* Task material *

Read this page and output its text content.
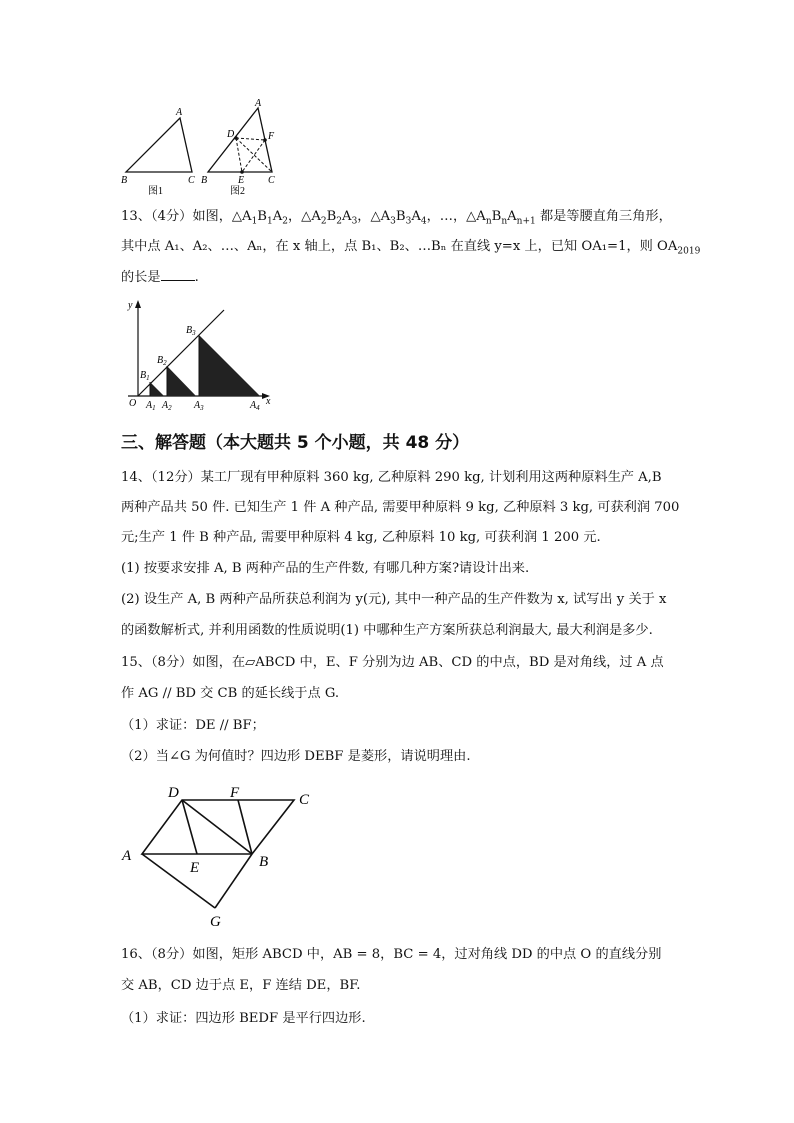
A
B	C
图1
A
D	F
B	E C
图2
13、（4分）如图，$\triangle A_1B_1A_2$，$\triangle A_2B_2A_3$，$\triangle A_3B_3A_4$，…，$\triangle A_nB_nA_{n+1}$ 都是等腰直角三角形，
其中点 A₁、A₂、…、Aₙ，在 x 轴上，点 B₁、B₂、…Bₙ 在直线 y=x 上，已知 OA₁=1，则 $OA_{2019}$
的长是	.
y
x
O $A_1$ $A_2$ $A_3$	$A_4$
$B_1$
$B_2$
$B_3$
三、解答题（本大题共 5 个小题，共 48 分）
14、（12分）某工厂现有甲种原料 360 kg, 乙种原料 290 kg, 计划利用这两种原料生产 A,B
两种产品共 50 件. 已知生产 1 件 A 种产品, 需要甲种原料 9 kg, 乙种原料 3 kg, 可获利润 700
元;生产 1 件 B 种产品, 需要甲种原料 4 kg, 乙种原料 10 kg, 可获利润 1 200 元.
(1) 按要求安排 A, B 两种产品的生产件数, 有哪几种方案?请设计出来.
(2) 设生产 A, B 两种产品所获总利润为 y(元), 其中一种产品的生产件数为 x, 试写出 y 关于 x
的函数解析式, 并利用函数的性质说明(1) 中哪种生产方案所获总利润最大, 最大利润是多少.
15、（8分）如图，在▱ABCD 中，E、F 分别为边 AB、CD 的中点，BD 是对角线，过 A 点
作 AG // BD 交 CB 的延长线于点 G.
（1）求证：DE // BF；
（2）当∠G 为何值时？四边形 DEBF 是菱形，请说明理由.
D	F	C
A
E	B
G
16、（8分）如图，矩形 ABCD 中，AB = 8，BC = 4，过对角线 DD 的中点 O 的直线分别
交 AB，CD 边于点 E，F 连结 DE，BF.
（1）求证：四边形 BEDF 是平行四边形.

* Required task *
Write out the records above once more, word for word, with no pictures.

* Answer to the problem *
Read this page and output its text content.
A
B	C
图1
A
D	F
B	E C
图2
13、（4分）如图，$\triangle A_1B_1A_2$，$\triangle A_2B_2A_3$，$\triangle A_3B_3A_4$，…，$\triangle A_nB_nA_{n+1}$ 都是等腰直角三角形，
其中点 A₁、A₂、…、Aₙ，在 x 轴上，点 B₁、B₂、…Bₙ 在直线 y=x 上，已知 OA₁=1，则 $OA_{2019}$
的长是	.
y
x
O $A_1$ $A_2$ $A_3$	$A_4$
$B_1$
$B_2$
$B_3$
三、解答题（本大题共 5 个小题，共 48 分）
14、（12分）某工厂现有甲种原料 360 kg, 乙种原料 290 kg, 计划利用这两种原料生产 A,B
两种产品共 50 件. 已知生产 1 件 A 种产品, 需要甲种原料 9 kg, 乙种原料 3 kg, 可获利润 700
元;生产 1 件 B 种产品, 需要甲种原料 4 kg, 乙种原料 10 kg, 可获利润 1 200 元.
(1) 按要求安排 A, B 两种产品的生产件数, 有哪几种方案?请设计出来.
(2) 设生产 A, B 两种产品所获总利润为 y(元), 其中一种产品的生产件数为 x, 试写出 y 关于 x
的函数解析式, 并利用函数的性质说明(1) 中哪种生产方案所获总利润最大, 最大利润是多少.
15、（8分）如图，在▱ABCD 中，E、F 分别为边 AB、CD 的中点，BD 是对角线，过 A 点
作 AG // BD 交 CB 的延长线于点 G.
（1）求证：DE // BF；
（2）当∠G 为何值时？四边形 DEBF 是菱形，请说明理由.
D	F	C
A
E	B
G
16、（8分）如图，矩形 ABCD 中，AB = 8，BC = 4，过对角线 DD 的中点 O 的直线分别
交 AB，CD 边于点 E，F 连结 DE，BF.
（1）求证：四边形 BEDF 是平行四边形.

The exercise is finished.